*Task*
Copy each line that contains the string "sahibi".

*Task material*
((

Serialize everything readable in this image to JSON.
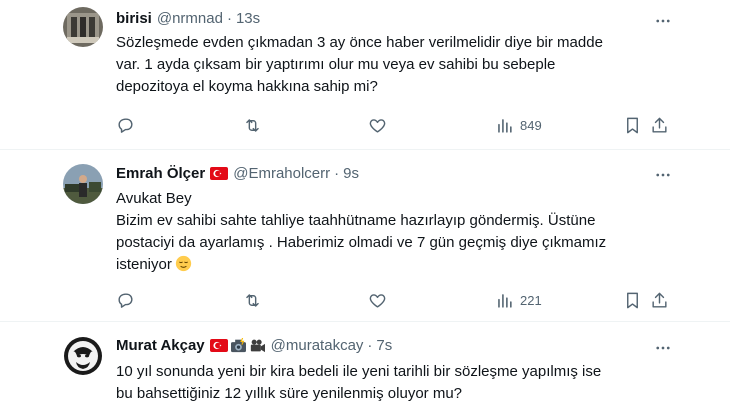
{
  "tweets": [
    {
      "name": "birisi",
      "handle": "@nrmnad",
      "dot": "·",
      "time": "13s",
      "lines": [
        "Sözleşmede evden çıkmadan 3 ay önce haber verilmelidir diye bir madde",
        "var. 1 ayda çıksam bir yaptırımı olur mu veya ev sahibi bu sebeple",
        "depozitoya el koyma hakkına sahip mi?"
      ],
      "views": "849"
    },
    {
      "name": "Emrah Ölçer",
      "handle": "@Emraholcerr",
      "dot": "·",
      "time": "9s",
      "lines": [
        "Avukat Bey",
        "Bizim ev sahibi sahte tahliye taahhütname hazırlayıp göndermiş. Üstüne",
        "postaciyi da ayarlamış . Haberimiz olmadi ve 7 gün geçmiş diye çıkmamız",
        "isteniyor"
      ],
      "views": "221"
    },
    {
      "name": "Murat Akçay",
      "handle": "@muratakcay",
      "dot": "·",
      "time": "7s",
      "lines": [
        "10 yıl sonunda yeni bir kira bedeli ile yeni tarihli bir sözleşme yapılmış ise",
        "bu bahsettiğiniz 12 yıllık süre yenilenmiş oluyor mu?"
      ]
    }
  ],
  "icons": {
    "more": "more-horizontal-icon",
    "reply": "reply-icon",
    "retweet": "retweet-icon",
    "like": "heart-icon",
    "views": "views-chart-icon",
    "bookmark": "bookmark-icon",
    "share": "share-icon"
  },
  "colors": {
    "text": "#0f1419",
    "secondary": "#536471",
    "divider": "#eff3f4",
    "flag_red": "#e30a17"
  }
}
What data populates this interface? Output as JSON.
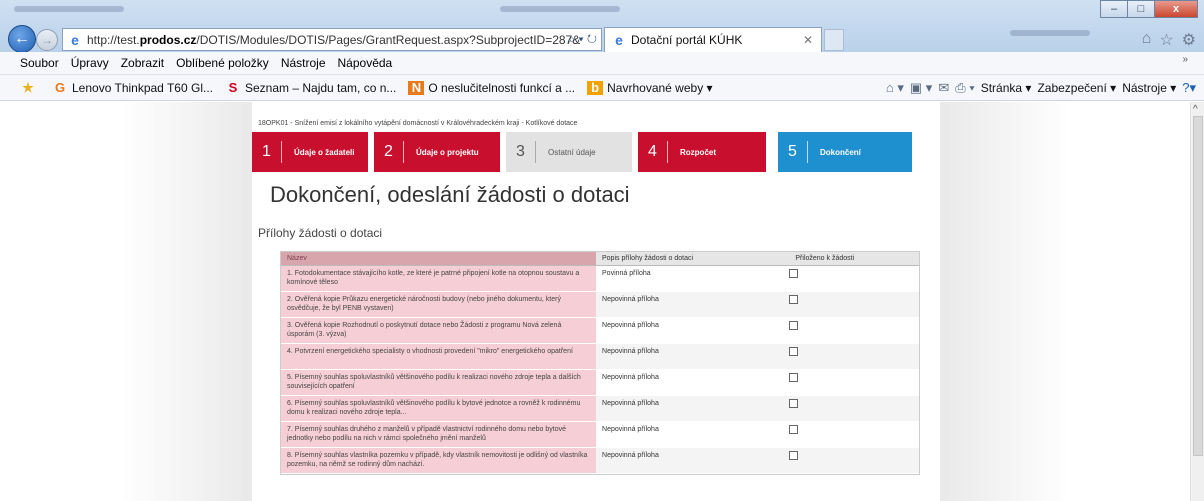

))

*Expected answer*
        "var. 1 ayda çıksam bir yaptırımı olur mu veya ev sahibi bu sebeple",
        "Bizim ev sahibi sahte tahliye taahhütname hazırlayıp göndermiş. Üstüne",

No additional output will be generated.